* [Short task]:
Please pick out every line below that contains the string "weighing", with the case matching exactly.

* [Information shown]:
○ ○ ○ ○

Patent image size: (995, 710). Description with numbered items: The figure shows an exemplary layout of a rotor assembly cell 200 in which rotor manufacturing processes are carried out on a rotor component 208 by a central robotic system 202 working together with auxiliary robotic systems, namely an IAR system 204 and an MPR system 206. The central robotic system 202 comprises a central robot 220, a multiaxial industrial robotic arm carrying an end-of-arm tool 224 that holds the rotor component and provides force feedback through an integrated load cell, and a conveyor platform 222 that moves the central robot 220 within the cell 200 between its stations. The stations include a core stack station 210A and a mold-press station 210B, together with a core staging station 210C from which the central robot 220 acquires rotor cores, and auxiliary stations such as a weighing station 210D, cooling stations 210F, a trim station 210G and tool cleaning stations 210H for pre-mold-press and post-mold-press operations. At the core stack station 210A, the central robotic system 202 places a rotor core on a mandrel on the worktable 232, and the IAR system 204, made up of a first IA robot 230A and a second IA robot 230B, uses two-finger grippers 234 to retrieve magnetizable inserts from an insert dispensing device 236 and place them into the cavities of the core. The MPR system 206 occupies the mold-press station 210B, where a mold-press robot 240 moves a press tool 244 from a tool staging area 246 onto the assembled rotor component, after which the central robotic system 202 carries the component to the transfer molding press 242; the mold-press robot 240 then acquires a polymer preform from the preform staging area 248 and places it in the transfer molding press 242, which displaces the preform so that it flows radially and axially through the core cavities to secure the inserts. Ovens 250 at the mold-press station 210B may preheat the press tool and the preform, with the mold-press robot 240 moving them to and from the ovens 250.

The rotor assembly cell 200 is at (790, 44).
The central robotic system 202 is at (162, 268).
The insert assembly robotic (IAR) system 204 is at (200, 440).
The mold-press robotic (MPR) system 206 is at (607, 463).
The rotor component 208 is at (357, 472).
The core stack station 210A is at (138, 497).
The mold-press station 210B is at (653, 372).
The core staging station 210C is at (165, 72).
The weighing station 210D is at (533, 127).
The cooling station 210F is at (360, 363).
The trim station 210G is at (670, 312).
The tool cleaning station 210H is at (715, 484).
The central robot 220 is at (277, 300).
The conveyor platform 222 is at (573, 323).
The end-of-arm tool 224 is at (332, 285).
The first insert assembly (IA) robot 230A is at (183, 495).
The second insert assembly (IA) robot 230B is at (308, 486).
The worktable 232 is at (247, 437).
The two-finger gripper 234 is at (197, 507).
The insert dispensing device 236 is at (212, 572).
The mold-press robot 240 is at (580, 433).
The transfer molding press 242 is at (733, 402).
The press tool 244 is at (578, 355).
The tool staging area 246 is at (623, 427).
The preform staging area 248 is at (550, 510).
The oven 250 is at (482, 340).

○ ○ ○ ○

* [Finished task]:
Patent image size: (995, 710). Description with numbered items: The figure shows an exemplary layout of a rotor assembly cell 200 in which rotor manufacturing processes are carried out on a rotor component 208 by a central robotic system 202 working together with auxiliary robotic systems, namely an IAR system 204 and an MPR system 206. The central robotic system 202 comprises a central robot 220, a multiaxial industrial robotic arm carrying an end-of-arm tool 224 that holds the rotor component and provides force feedback through an integrated load cell, and a conveyor platform 222 that moves the central robot 220 within the cell 200 between its stations. The stations include a core stack station 210A and a mold-press station 210B, together with a core staging station 210C from which the central robot 220 acquires rotor cores, and auxiliary stations such as a weighing station 210D, cooling stations 210F, a trim station 210G and tool cleaning stations 210H for pre-mold-press and post-mold-press operations. At the core stack station 210A, the central robotic system 202 places a rotor core on a mandrel on the worktable 232, and the IAR system 204, made up of a first IA robot 230A and a second IA robot 230B, uses two-finger grippers 234 to retrieve magnetizable inserts from an insert dispensing device 236 and place them into the cavities of the core. The MPR system 206 occupies the mold-press station 210B, where a mold-press robot 240 moves a press tool 244 from a tool staging area 246 onto the assembled rotor component, after which the central robotic system 202 carries the component to the transfer molding press 242; the mold-press robot 240 then acquires a polymer preform from the preform staging area 248 and places it in the transfer molding press 242, which displaces the preform so that it flows radially and axially through the core cavities to secure the inserts. Ovens 250 at the mold-press station 210B may preheat the press tool and the preform, with the mold-press robot 240 moving them to and from the ovens 250.
The weighing station 210D is at (533, 127).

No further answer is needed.